- Problem details
Here are some entries; quote each one exactly.

- Data in this exercise
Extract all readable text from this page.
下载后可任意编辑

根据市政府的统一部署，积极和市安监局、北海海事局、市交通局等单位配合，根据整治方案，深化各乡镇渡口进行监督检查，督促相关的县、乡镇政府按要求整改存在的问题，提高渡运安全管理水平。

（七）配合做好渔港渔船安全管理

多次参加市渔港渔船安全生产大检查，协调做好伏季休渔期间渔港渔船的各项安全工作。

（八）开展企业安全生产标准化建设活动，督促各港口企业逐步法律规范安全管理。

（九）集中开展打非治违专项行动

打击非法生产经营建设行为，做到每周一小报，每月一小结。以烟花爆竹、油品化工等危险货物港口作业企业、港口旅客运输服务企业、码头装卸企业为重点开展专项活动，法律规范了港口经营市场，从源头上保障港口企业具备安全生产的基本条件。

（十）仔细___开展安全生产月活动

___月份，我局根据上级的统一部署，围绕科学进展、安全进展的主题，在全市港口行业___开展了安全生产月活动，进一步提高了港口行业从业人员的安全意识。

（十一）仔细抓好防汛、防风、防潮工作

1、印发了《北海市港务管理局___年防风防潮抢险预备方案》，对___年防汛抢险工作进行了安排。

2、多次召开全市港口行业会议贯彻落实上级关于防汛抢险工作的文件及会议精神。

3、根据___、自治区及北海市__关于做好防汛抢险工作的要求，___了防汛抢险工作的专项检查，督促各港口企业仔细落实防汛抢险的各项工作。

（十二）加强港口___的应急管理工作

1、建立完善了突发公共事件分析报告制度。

- Result for this task
Extract all readable text from this page.
下载后可任意编辑

根据市政府的统一部署，积极和市安监局、北海海事局、市交通局等单位配合，根据整治方案，深化各乡镇渡口进行监督检查，督促相关的县、乡镇政府按要求整改存在的问题，提高渡运安全管理水平。

（七）配合做好渔港渔船安全管理

多次参加市渔港渔船安全生产大检查，协调做好伏季休渔期间渔港渔船的各项安全工作。

（八）开展企业安全生产标准化建设活动，督促各港口企业逐步法律规范安全管理。

（九）集中开展打非治违专项行动

打击非法生产经营建设行为，做到每周一小报，每月一小结。以烟花爆竹、油品化工等危险货物港口作业企业、港口旅客运输服务企业、码头装卸企业为重点开展专项活动，法律规范了港口经营市场，从源头上保障港口企业具备安全生产的基本条件。

（十）仔细___开展安全生产月活动

___月份，我局根据上级的统一部署，围绕科学进展、安全进展的主题，在全市港口行业___开展了安全生产月活动，进一步提高了港口行业从业人员的安全意识。

（十一）仔细抓好防汛、防风、防潮工作

1、印发了《北海市港务管理局___年防风防潮抢险预备方案》，对___年防汛抢险工作进行了安排。

2、多次召开全市港口行业会议贯彻落实上级关于防汛抢险工作的文件及会议精神。

3、根据___、自治区及北海市__关于做好防汛抢险工作的要求，___了防汛抢险工作的专项检查，督促各港口企业仔细落实防汛抢险的各项工作。

（十二）加强港口___的应急管理工作

1、建立完善了突发公共事件分析报告制度。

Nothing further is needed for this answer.